Record set: Begin

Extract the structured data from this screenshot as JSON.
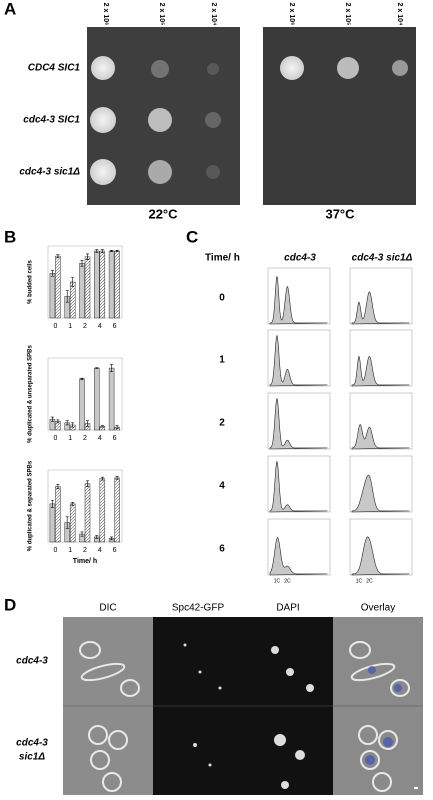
{
  "panel_a": {
    "label": "A",
    "dilutions": [
      "2 x 10⁶",
      "2 x 10⁵",
      "2 x 10⁴"
    ],
    "strains": [
      "CDC4 SIC1",
      "cdc4-3 SIC1",
      "cdc4-3 sic1Δ"
    ],
    "temperatures": [
      "22°C",
      "37°C"
    ]
  },
  "panel_b": {
    "label": "B"
  },
  "chart_data": [
    {
      "type": "bar",
      "y_label": "% budded cells",
      "categories": [
        "0",
        "1",
        "2",
        "4",
        "6"
      ],
      "ylim": [
        0,
        100
      ],
      "series": [
        {
          "color": "#c8c8c8",
          "fill": "solid",
          "values": [
            62,
            30,
            76,
            93,
            93
          ],
          "errors": [
            4,
            8,
            4,
            2,
            1
          ]
        },
        {
          "color": "#ffffff",
          "fill": "hatched",
          "values": [
            86,
            50,
            85,
            93,
            93
          ],
          "errors": [
            2,
            6,
            4,
            2,
            1
          ]
        }
      ]
    },
    {
      "type": "bar",
      "y_label": "% duplicated & unseparated SPBs",
      "categories": [
        "0",
        "1",
        "2",
        "4",
        "6"
      ],
      "ylim": [
        0,
        100
      ],
      "series": [
        {
          "color": "#c8c8c8",
          "fill": "solid",
          "values": [
            15,
            10,
            71,
            86,
            86
          ],
          "errors": [
            3,
            3,
            1,
            0.5,
            5
          ]
        },
        {
          "color": "#ffffff",
          "fill": "hatched",
          "values": [
            12,
            7,
            9,
            5,
            4
          ],
          "errors": [
            2,
            3,
            4,
            1,
            2
          ]
        }
      ]
    },
    {
      "type": "bar",
      "y_label": "% duplicated & separated SPBs",
      "x_label": "Time/ h",
      "categories": [
        "0",
        "1",
        "2",
        "4",
        "6"
      ],
      "ylim": [
        0,
        100
      ],
      "series": [
        {
          "color": "#c8c8c8",
          "fill": "solid",
          "values": [
            53,
            27,
            11,
            7,
            5
          ],
          "errors": [
            5,
            8,
            3,
            2,
            2
          ]
        },
        {
          "color": "#ffffff",
          "fill": "hatched",
          "values": [
            77,
            53,
            81,
            88,
            89
          ],
          "errors": [
            3,
            2,
            4,
            2,
            2
          ]
        }
      ]
    }
  ],
  "panel_c": {
    "label": "C",
    "time_header": "Time/ h",
    "strains": [
      "cdc4-3",
      "cdc4-3 sic1Δ"
    ],
    "times": [
      "0",
      "1",
      "2",
      "4",
      "6"
    ],
    "peaks": [
      "1C",
      "2C"
    ]
  },
  "panel_d": {
    "label": "D",
    "channels": [
      "DIC",
      "Spc42-GFP",
      "DAPI",
      "Overlay"
    ],
    "strains": [
      [
        "cdc4-3"
      ],
      [
        "cdc4-3",
        "sic1Δ"
      ]
    ]
  }
}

Record set: End

» Exercise goal
Copy each line of the records above exactly as written. Do not carry over any picture.

» Answer to this exercise
Extract the structured data from this screenshot as JSON.
{
  "panel_a": {
    "label": "A",
    "dilutions": [
      "2 x 10⁶",
      "2 x 10⁵",
      "2 x 10⁴"
    ],
    "strains": [
      "CDC4 SIC1",
      "cdc4-3 SIC1",
      "cdc4-3 sic1Δ"
    ],
    "temperatures": [
      "22°C",
      "37°C"
    ]
  },
  "panel_b": {
    "label": "B"
  },
  "chart_data": [
    {
      "type": "bar",
      "y_label": "% budded cells",
      "categories": [
        "0",
        "1",
        "2",
        "4",
        "6"
      ],
      "ylim": [
        0,
        100
      ],
      "series": [
        {
          "color": "#c8c8c8",
          "fill": "solid",
          "values": [
            62,
            30,
            76,
            93,
            93
          ],
          "errors": [
            4,
            8,
            4,
            2,
            1
          ]
        },
        {
          "color": "#ffffff",
          "fill": "hatched",
          "values": [
            86,
            50,
            85,
            93,
            93
          ],
          "errors": [
            2,
            6,
            4,
            2,
            1
          ]
        }
      ]
    },
    {
      "type": "bar",
      "y_label": "% duplicated & unseparated SPBs",
      "categories": [
        "0",
        "1",
        "2",
        "4",
        "6"
      ],
      "ylim": [
        0,
        100
      ],
      "series": [
        {
          "color": "#c8c8c8",
          "fill": "solid",
          "values": [
            15,
            10,
            71,
            86,
            86
          ],
          "errors": [
            3,
            3,
            1,
            0.5,
            5
          ]
        },
        {
          "color": "#ffffff",
          "fill": "hatched",
          "values": [
            12,
            7,
            9,
            5,
            4
          ],
          "errors": [
            2,
            3,
            4,
            1,
            2
          ]
        }
      ]
    },
    {
      "type": "bar",
      "y_label": "% duplicated & separated SPBs",
      "x_label": "Time/ h",
      "categories": [
        "0",
        "1",
        "2",
        "4",
        "6"
      ],
      "ylim": [
        0,
        100
      ],
      "series": [
        {
          "color": "#c8c8c8",
          "fill": "solid",
          "values": [
            53,
            27,
            11,
            7,
            5
          ],
          "errors": [
            5,
            8,
            3,
            2,
            2
          ]
        },
        {
          "color": "#ffffff",
          "fill": "hatched",
          "values": [
            77,
            53,
            81,
            88,
            89
          ],
          "errors": [
            3,
            2,
            4,
            2,
            2
          ]
        }
      ]
    }
  ],
  "panel_c": {
    "label": "C",
    "time_header": "Time/ h",
    "strains": [
      "cdc4-3",
      "cdc4-3 sic1Δ"
    ],
    "times": [
      "0",
      "1",
      "2",
      "4",
      "6"
    ],
    "peaks": [
      "1C",
      "2C"
    ]
  },
  "panel_d": {
    "label": "D",
    "channels": [
      "DIC",
      "Spc42-GFP",
      "DAPI",
      "Overlay"
    ],
    "strains": [
      [
        "cdc4-3"
      ],
      [
        "cdc4-3",
        "sic1Δ"
      ]
    ]
  }
}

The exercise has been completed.